## Written problem
Return the records exactly as they are.

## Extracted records
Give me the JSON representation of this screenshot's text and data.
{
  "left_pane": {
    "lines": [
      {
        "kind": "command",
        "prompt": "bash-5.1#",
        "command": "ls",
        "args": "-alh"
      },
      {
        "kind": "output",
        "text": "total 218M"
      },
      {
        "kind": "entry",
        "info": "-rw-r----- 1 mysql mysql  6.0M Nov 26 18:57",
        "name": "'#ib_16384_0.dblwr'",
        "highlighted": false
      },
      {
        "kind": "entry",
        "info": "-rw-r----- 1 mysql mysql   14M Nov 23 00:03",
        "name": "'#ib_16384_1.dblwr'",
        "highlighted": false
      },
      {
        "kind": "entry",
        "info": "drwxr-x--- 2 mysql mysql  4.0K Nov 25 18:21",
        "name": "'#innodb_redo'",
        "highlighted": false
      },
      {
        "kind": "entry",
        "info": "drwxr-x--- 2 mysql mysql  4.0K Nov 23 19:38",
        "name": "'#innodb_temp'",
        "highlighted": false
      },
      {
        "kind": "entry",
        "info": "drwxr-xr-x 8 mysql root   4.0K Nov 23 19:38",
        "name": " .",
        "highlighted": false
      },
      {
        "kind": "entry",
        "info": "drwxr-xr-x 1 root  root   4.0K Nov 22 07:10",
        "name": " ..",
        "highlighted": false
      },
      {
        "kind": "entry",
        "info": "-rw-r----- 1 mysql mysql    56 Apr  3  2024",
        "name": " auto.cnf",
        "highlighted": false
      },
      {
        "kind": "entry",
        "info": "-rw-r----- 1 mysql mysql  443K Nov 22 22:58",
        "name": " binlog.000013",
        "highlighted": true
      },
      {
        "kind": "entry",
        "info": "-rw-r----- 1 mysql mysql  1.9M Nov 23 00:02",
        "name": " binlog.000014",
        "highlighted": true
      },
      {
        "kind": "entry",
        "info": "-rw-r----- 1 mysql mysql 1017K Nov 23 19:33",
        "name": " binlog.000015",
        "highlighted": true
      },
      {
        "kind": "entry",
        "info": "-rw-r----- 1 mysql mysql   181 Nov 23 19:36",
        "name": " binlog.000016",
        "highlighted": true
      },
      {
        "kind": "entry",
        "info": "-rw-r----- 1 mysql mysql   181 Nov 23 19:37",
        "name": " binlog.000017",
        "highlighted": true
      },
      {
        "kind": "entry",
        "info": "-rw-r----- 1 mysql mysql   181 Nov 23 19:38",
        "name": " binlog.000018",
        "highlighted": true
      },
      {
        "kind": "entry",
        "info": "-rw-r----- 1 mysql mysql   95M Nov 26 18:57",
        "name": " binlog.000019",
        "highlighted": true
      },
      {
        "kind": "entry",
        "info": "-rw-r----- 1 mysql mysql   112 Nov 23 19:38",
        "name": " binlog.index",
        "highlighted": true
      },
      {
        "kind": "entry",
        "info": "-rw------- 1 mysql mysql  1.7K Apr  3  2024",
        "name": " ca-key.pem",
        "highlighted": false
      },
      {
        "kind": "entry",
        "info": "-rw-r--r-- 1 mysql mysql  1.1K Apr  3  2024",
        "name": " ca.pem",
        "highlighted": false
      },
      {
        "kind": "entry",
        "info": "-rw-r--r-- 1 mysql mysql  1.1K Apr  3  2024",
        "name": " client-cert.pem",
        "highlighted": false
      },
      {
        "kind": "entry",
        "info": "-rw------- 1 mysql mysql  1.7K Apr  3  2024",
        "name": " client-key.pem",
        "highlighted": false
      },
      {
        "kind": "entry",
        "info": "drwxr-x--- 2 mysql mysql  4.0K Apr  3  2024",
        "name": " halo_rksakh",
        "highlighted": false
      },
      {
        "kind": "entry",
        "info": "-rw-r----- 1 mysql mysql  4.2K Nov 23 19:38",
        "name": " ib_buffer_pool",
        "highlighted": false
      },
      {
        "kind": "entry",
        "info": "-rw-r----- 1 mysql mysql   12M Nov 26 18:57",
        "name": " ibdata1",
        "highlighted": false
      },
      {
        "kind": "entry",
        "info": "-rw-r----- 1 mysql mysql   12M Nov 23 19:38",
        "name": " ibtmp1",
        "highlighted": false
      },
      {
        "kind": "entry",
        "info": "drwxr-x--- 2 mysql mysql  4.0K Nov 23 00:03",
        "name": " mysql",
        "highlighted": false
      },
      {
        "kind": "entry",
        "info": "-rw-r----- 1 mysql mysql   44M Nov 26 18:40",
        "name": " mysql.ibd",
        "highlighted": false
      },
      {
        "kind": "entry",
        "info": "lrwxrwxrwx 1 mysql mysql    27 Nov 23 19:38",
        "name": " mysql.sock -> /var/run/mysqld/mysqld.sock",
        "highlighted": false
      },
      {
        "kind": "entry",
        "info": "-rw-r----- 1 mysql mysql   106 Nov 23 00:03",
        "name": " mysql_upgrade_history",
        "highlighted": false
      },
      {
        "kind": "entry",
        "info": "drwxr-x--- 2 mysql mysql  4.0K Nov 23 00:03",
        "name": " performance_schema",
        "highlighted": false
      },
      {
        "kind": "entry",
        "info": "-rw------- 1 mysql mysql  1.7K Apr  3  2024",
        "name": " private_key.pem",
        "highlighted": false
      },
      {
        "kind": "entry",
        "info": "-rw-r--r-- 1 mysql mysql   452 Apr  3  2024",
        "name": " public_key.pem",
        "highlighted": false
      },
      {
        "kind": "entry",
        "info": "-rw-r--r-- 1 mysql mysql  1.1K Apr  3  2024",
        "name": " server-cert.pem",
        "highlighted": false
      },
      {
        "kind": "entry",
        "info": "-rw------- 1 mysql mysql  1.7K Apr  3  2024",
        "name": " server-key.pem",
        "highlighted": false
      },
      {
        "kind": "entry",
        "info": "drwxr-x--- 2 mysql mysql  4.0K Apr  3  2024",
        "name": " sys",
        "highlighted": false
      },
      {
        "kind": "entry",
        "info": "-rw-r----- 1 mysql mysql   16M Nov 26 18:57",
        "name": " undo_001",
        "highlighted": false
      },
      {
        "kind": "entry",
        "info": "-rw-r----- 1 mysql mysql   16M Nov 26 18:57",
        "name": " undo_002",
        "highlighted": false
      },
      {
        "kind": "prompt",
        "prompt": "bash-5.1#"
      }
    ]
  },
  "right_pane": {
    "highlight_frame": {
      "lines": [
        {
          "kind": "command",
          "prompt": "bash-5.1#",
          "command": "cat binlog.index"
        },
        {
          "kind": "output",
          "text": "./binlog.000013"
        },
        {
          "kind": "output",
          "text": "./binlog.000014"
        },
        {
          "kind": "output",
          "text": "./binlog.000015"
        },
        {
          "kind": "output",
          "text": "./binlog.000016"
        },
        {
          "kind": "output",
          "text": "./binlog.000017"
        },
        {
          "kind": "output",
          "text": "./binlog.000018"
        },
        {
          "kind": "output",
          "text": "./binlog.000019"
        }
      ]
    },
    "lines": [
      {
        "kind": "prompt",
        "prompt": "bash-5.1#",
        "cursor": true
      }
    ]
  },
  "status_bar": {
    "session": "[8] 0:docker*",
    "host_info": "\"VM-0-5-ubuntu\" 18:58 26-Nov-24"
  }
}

## Output of the task
Give me the JSON representation of this screenshot's text and data.
{
  "left_pane": {
    "lines": [
      {
        "kind": "command",
        "prompt": "bash-5.1#",
        "command": "ls",
        "args": "-alh"
      },
      {
        "kind": "output",
        "text": "total 218M"
      },
      {
        "kind": "entry",
        "info": "-rw-r----- 1 mysql mysql  6.0M Nov 26 18:57",
        "name": "'#ib_16384_0.dblwr'",
        "highlighted": false
      },
      {
        "kind": "entry",
        "info": "-rw-r----- 1 mysql mysql   14M Nov 23 00:03",
        "name": "'#ib_16384_1.dblwr'",
        "highlighted": false
      },
      {
        "kind": "entry",
        "info": "drwxr-x--- 2 mysql mysql  4.0K Nov 25 18:21",
        "name": "'#innodb_redo'",
        "highlighted": false
      },
      {
        "kind": "entry",
        "info": "drwxr-x--- 2 mysql mysql  4.0K Nov 23 19:38",
        "name": "'#innodb_temp'",
        "highlighted": false
      },
      {
        "kind": "entry",
        "info": "drwxr-xr-x 8 mysql root   4.0K Nov 23 19:38",
        "name": " .",
        "highlighted": false
      },
      {
        "kind": "entry",
        "info": "drwxr-xr-x 1 root  root   4.0K Nov 22 07:10",
        "name": " ..",
        "highlighted": false
      },
      {
        "kind": "entry",
        "info": "-rw-r----- 1 mysql mysql    56 Apr  3  2024",
        "name": " auto.cnf",
        "highlighted": false
      },
      {
        "kind": "entry",
        "info": "-rw-r----- 1 mysql mysql  443K Nov 22 22:58",
        "name": " binlog.000013",
        "highlighted": true
      },
      {
        "kind": "entry",
        "info": "-rw-r----- 1 mysql mysql  1.9M Nov 23 00:02",
        "name": " binlog.000014",
        "highlighted": true
      },
      {
        "kind": "entry",
        "info": "-rw-r----- 1 mysql mysql 1017K Nov 23 19:33",
        "name": " binlog.000015",
        "highlighted": true
      },
      {
        "kind": "entry",
        "info": "-rw-r----- 1 mysql mysql   181 Nov 23 19:36",
        "name": " binlog.000016",
        "highlighted": true
      },
      {
        "kind": "entry",
        "info": "-rw-r----- 1 mysql mysql   181 Nov 23 19:37",
        "name": " binlog.000017",
        "highlighted": true
      },
      {
        "kind": "entry",
        "info": "-rw-r----- 1 mysql mysql   181 Nov 23 19:38",
        "name": " binlog.000018",
        "highlighted": true
      },
      {
        "kind": "entry",
        "info": "-rw-r----- 1 mysql mysql   95M Nov 26 18:57",
        "name": " binlog.000019",
        "highlighted": true
      },
      {
        "kind": "entry",
        "info": "-rw-r----- 1 mysql mysql   112 Nov 23 19:38",
        "name": " binlog.index",
        "highlighted": true
      },
      {
        "kind": "entry",
        "info": "-rw------- 1 mysql mysql  1.7K Apr  3  2024",
        "name": " ca-key.pem",
        "highlighted": false
      },
      {
        "kind": "entry",
        "info": "-rw-r--r-- 1 mysql mysql  1.1K Apr  3  2024",
        "name": " ca.pem",
        "highlighted": false
      },
      {
        "kind": "entry",
        "info": "-rw-r--r-- 1 mysql mysql  1.1K Apr  3  2024",
        "name": " client-cert.pem",
        "highlighted": false
      },
      {
        "kind": "entry",
        "info": "-rw------- 1 mysql mysql  1.7K Apr  3  2024",
        "name": " client-key.pem",
        "highlighted": false
      },
      {
        "kind": "entry",
        "info": "drwxr-x--- 2 mysql mysql  4.0K Apr  3  2024",
        "name": " halo_rksakh",
        "highlighted": false
      },
      {
        "kind": "entry",
        "info": "-rw-r----- 1 mysql mysql  4.2K Nov 23 19:38",
        "name": " ib_buffer_pool",
        "highlighted": false
      },
      {
        "kind": "entry",
        "info": "-rw-r----- 1 mysql mysql   12M Nov 26 18:57",
        "name": " ibdata1",
        "highlighted": false
      },
      {
        "kind": "entry",
        "info": "-rw-r----- 1 mysql mysql   12M Nov 23 19:38",
        "name": " ibtmp1",
        "highlighted": false
      },
      {
        "kind": "entry",
        "info": "drwxr-x--- 2 mysql mysql  4.0K Nov 23 00:03",
        "name": " mysql",
        "highlighted": false
      },
      {
        "kind": "entry",
        "info": "-rw-r----- 1 mysql mysql   44M Nov 26 18:40",
        "name": " mysql.ibd",
        "highlighted": false
      },
      {
        "kind": "entry",
        "info": "lrwxrwxrwx 1 mysql mysql    27 Nov 23 19:38",
        "name": " mysql.sock -> /var/run/mysqld/mysqld.sock",
        "highlighted": false
      },
      {
        "kind": "entry",
        "info": "-rw-r----- 1 mysql mysql   106 Nov 23 00:03",
        "name": " mysql_upgrade_history",
        "highlighted": false
      },
      {
        "kind": "entry",
        "info": "drwxr-x--- 2 mysql mysql  4.0K Nov 23 00:03",
        "name": " performance_schema",
        "highlighted": false
      },
      {
        "kind": "entry",
        "info": "-rw------- 1 mysql mysql  1.7K Apr  3  2024",
        "name": " private_key.pem",
        "highlighted": false
      },
      {
        "kind": "entry",
        "info": "-rw-r--r-- 1 mysql mysql   452 Apr  3  2024",
        "name": " public_key.pem",
        "highlighted": false
      },
      {
        "kind": "entry",
        "info": "-rw-r--r-- 1 mysql mysql  1.1K Apr  3  2024",
        "name": " server-cert.pem",
        "highlighted": false
      },
      {
        "kind": "entry",
        "info": "-rw------- 1 mysql mysql  1.7K Apr  3  2024",
        "name": " server-key.pem",
        "highlighted": false
      },
      {
        "kind": "entry",
        "info": "drwxr-x--- 2 mysql mysql  4.0K Apr  3  2024",
        "name": " sys",
        "highlighted": false
      },
      {
        "kind": "entry",
        "info": "-rw-r----- 1 mysql mysql   16M Nov 26 18:57",
        "name": " undo_001",
        "highlighted": false
      },
      {
        "kind": "entry",
        "info": "-rw-r----- 1 mysql mysql   16M Nov 26 18:57",
        "name": " undo_002",
        "highlighted": false
      },
      {
        "kind": "prompt",
        "prompt": "bash-5.1#"
      }
    ]
  },
  "right_pane": {
    "highlight_frame": {
      "lines": [
        {
          "kind": "command",
          "prompt": "bash-5.1#",
          "command": "cat binlog.index"
        },
        {
          "kind": "output",
          "text": "./binlog.000013"
        },
        {
          "kind": "output",
          "text": "./binlog.000014"
        },
        {
          "kind": "output",
          "text": "./binlog.000015"
        },
        {
          "kind": "output",
          "text": "./binlog.000016"
        },
        {
          "kind": "output",
          "text": "./binlog.000017"
        },
        {
          "kind": "output",
          "text": "./binlog.000018"
        },
        {
          "kind": "output",
          "text": "./binlog.000019"
        }
      ]
    },
    "lines": [
      {
        "kind": "prompt",
        "prompt": "bash-5.1#",
        "cursor": true
      }
    ]
  },
  "status_bar": {
    "session": "[8] 0:docker*",
    "host_info": "\"VM-0-5-ubuntu\" 18:58 26-Nov-24"
  }
}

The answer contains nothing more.